(Data excerpts)
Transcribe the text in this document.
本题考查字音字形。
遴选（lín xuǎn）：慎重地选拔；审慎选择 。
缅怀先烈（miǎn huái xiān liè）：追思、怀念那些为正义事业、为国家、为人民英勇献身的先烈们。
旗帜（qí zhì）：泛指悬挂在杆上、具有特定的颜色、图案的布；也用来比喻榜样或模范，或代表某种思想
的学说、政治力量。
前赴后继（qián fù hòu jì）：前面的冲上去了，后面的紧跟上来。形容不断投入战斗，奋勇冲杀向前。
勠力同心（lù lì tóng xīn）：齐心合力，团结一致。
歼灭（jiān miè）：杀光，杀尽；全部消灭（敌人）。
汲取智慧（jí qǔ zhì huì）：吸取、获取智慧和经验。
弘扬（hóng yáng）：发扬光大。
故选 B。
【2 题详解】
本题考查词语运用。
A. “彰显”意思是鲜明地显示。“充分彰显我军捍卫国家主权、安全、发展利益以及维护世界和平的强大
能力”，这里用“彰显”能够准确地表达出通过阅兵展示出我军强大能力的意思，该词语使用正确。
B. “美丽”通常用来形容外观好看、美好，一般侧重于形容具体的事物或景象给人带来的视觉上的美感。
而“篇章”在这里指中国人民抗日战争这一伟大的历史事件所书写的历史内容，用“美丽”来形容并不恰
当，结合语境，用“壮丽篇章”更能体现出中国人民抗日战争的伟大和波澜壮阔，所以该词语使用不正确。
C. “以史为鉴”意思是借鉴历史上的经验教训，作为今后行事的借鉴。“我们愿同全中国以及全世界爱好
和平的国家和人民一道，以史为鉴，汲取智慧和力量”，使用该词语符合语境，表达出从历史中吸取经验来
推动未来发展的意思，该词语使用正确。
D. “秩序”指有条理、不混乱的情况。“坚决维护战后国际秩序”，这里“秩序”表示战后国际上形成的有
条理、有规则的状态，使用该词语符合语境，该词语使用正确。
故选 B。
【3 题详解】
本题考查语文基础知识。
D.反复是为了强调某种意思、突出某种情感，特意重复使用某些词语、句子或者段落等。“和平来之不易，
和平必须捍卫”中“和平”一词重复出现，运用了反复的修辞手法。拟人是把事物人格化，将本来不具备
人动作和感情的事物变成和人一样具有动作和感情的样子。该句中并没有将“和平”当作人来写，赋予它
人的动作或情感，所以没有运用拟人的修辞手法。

> [Problem requirements]
Show the lines of the records that contain the word "以史为鉴".

> [Response to this exercise]
C. “以史为鉴”意思是借鉴历史上的经验教训，作为今后行事的借鉴。“我们愿同全中国以及全世界爱好
和平的国家和人民一道，以史为鉴，汲取智慧和力量”，使用该词语符合语境，表达出从历史中吸取经验来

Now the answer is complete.